Start of Listing
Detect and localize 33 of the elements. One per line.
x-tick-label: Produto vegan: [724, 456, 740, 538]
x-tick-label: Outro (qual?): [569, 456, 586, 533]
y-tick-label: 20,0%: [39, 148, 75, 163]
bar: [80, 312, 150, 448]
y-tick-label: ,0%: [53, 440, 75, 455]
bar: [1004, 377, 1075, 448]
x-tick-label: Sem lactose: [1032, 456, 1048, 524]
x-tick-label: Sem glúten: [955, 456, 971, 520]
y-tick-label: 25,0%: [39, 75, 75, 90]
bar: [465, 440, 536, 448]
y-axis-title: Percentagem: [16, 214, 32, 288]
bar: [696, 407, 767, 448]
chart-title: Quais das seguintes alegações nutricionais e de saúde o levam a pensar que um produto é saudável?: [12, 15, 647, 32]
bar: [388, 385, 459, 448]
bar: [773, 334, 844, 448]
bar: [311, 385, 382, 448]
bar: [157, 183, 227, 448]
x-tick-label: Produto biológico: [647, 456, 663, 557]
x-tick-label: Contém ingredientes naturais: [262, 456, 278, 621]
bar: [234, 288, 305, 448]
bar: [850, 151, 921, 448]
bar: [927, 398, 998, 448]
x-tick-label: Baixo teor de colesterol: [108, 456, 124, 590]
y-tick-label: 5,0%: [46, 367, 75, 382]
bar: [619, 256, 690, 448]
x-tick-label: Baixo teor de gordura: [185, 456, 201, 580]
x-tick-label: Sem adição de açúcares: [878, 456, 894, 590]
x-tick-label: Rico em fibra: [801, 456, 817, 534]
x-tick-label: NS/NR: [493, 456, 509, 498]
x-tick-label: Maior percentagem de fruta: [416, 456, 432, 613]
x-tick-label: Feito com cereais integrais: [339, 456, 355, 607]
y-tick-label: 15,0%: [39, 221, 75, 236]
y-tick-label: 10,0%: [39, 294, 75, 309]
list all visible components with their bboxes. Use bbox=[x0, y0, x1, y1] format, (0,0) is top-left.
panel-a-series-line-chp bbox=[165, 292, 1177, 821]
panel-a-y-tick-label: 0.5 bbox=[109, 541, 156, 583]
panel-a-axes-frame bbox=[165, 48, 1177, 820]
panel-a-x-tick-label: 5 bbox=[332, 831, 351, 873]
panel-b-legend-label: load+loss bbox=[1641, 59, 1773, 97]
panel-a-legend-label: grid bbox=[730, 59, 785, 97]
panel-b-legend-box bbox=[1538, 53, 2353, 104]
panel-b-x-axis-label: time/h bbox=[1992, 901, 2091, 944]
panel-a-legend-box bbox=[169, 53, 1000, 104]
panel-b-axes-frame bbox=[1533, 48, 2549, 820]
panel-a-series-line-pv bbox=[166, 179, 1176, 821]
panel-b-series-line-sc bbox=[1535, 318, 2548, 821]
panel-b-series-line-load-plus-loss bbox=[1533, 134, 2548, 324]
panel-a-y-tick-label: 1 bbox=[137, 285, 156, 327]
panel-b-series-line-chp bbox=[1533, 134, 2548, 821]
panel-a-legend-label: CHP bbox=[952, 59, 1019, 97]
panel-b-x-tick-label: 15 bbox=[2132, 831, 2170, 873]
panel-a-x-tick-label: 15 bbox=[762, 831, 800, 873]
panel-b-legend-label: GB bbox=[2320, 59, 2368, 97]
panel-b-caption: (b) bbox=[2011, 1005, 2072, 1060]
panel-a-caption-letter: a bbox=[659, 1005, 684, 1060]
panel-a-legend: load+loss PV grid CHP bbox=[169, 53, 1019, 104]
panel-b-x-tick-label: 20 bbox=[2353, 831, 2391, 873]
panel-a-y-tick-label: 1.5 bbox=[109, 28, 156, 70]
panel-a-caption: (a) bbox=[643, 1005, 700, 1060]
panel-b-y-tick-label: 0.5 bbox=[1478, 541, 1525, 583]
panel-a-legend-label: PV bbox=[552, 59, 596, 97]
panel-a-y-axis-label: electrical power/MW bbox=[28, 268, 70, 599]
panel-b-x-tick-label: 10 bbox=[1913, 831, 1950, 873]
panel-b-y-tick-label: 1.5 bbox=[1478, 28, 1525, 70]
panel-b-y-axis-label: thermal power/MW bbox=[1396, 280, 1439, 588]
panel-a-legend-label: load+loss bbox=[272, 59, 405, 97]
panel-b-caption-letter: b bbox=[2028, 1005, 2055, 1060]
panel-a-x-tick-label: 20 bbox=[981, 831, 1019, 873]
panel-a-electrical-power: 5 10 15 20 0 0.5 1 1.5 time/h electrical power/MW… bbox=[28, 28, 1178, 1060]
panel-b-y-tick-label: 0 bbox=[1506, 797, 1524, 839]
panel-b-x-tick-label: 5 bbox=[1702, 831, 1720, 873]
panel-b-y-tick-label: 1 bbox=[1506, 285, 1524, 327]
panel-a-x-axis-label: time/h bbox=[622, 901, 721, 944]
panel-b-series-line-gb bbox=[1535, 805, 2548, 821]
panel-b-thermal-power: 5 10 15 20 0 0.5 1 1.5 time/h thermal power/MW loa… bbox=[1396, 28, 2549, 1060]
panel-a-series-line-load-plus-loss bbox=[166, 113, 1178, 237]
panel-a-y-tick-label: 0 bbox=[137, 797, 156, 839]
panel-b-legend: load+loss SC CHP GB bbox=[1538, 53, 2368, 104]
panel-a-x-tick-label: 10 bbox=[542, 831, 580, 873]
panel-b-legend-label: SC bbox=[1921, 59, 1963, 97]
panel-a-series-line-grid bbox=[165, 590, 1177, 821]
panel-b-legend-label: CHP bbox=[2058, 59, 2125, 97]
End of Listing
▸ Written request: Retype every line of the material above without any changes.

▸ Answer to the problem:
Detect and localize 33 of the elements. One per line.
x-tick-label: Produto vegan: [724, 456, 740, 538]
x-tick-label: Outro (qual?): [569, 456, 586, 533]
y-tick-label: 20,0%: [39, 148, 75, 163]
bar: [80, 312, 150, 448]
y-tick-label: ,0%: [53, 440, 75, 455]
bar: [1004, 377, 1075, 448]
x-tick-label: Sem lactose: [1032, 456, 1048, 524]
x-tick-label: Sem glúten: [955, 456, 971, 520]
y-tick-label: 25,0%: [39, 75, 75, 90]
bar: [465, 440, 536, 448]
y-axis-title: Percentagem: [16, 214, 32, 288]
bar: [696, 407, 767, 448]
chart-title: Quais das seguintes alegações nutricionais e de saúde o levam a pensar que um produto é saudável?: [12, 15, 647, 32]
bar: [388, 385, 459, 448]
bar: [773, 334, 844, 448]
bar: [311, 385, 382, 448]
bar: [157, 183, 227, 448]
x-tick-label: Produto biológico: [647, 456, 663, 557]
x-tick-label: Contém ingredientes naturais: [262, 456, 278, 621]
bar: [234, 288, 305, 448]
bar: [850, 151, 921, 448]
bar: [927, 398, 998, 448]
x-tick-label: Baixo teor de colesterol: [108, 456, 124, 590]
y-tick-label: 5,0%: [46, 367, 75, 382]
bar: [619, 256, 690, 448]
x-tick-label: Baixo teor de gordura: [185, 456, 201, 580]
x-tick-label: Sem adição de açúcares: [878, 456, 894, 590]
x-tick-label: Rico em fibra: [801, 456, 817, 534]
x-tick-label: NS/NR: [493, 456, 509, 498]
x-tick-label: Maior percentagem de fruta: [416, 456, 432, 613]
x-tick-label: Feito com cereais integrais: [339, 456, 355, 607]
y-tick-label: 15,0%: [39, 221, 75, 236]
y-tick-label: 10,0%: [39, 294, 75, 309]
list all visible components with their bboxes. Use bbox=[x0, y0, x1, y1] format, (0,0) is top-left.
panel-a-series-line-chp bbox=[165, 292, 1177, 821]
panel-a-y-tick-label: 0.5 bbox=[109, 541, 156, 583]
panel-a-axes-frame bbox=[165, 48, 1177, 820]
panel-a-x-tick-label: 5 bbox=[332, 831, 351, 873]
panel-b-legend-label: load+loss bbox=[1641, 59, 1773, 97]
panel-a-legend-label: grid bbox=[730, 59, 785, 97]
panel-b-legend-box bbox=[1538, 53, 2353, 104]
panel-b-x-axis-label: time/h bbox=[1992, 901, 2091, 944]
panel-a-legend-box bbox=[169, 53, 1000, 104]
panel-b-axes-frame bbox=[1533, 48, 2549, 820]
panel-a-series-line-pv bbox=[166, 179, 1176, 821]
panel-b-series-line-sc bbox=[1535, 318, 2548, 821]
panel-b-series-line-load-plus-loss bbox=[1533, 134, 2548, 324]
panel-a-y-tick-label: 1 bbox=[137, 285, 156, 327]
panel-b-series-line-chp bbox=[1533, 134, 2548, 821]
panel-a-legend-label: CHP bbox=[952, 59, 1019, 97]
panel-b-x-tick-label: 15 bbox=[2132, 831, 2170, 873]
panel-a-x-tick-label: 15 bbox=[762, 831, 800, 873]
panel-b-legend-label: GB bbox=[2320, 59, 2368, 97]
panel-b-caption: (b) bbox=[2011, 1005, 2072, 1060]
panel-a-caption-letter: a bbox=[659, 1005, 684, 1060]
panel-a-legend: load+loss PV grid CHP bbox=[169, 53, 1019, 104]
panel-b-x-tick-label: 20 bbox=[2353, 831, 2391, 873]
panel-a-y-tick-label: 1.5 bbox=[109, 28, 156, 70]
panel-a-caption: (a) bbox=[643, 1005, 700, 1060]
panel-b-y-tick-label: 0.5 bbox=[1478, 541, 1525, 583]
panel-a-legend-label: PV bbox=[552, 59, 596, 97]
panel-a-y-axis-label: electrical power/MW bbox=[28, 268, 70, 599]
panel-b-x-tick-label: 10 bbox=[1913, 831, 1950, 873]
panel-b-y-tick-label: 1.5 bbox=[1478, 28, 1525, 70]
panel-b-y-axis-label: thermal power/MW bbox=[1396, 280, 1439, 588]
panel-a-legend-label: load+loss bbox=[272, 59, 405, 97]
panel-b-caption-letter: b bbox=[2028, 1005, 2055, 1060]
panel-a-x-tick-label: 20 bbox=[981, 831, 1019, 873]
panel-a-electrical-power: 5 10 15 20 0 0.5 1 1.5 time/h electrical power/MW… bbox=[28, 28, 1178, 1060]
panel-b-y-tick-label: 0 bbox=[1506, 797, 1524, 839]
panel-b-x-tick-label: 5 bbox=[1702, 831, 1720, 873]
panel-b-y-tick-label: 1 bbox=[1506, 285, 1524, 327]
panel-a-x-axis-label: time/h bbox=[622, 901, 721, 944]
panel-b-series-line-gb bbox=[1535, 805, 2548, 821]
panel-b-thermal-power: 5 10 15 20 0 0.5 1 1.5 time/h thermal power/MW loa… bbox=[1396, 28, 2549, 1060]
panel-a-series-line-load-plus-loss bbox=[166, 113, 1178, 237]
panel-a-y-tick-label: 0 bbox=[137, 797, 156, 839]
panel-b-legend: load+loss SC CHP GB bbox=[1538, 53, 2368, 104]
panel-a-x-tick-label: 10 bbox=[542, 831, 580, 873]
panel-b-legend-label: SC bbox=[1921, 59, 1963, 97]
panel-a-series-line-grid bbox=[165, 590, 1177, 821]
panel-b-legend-label: CHP bbox=[2058, 59, 2125, 97]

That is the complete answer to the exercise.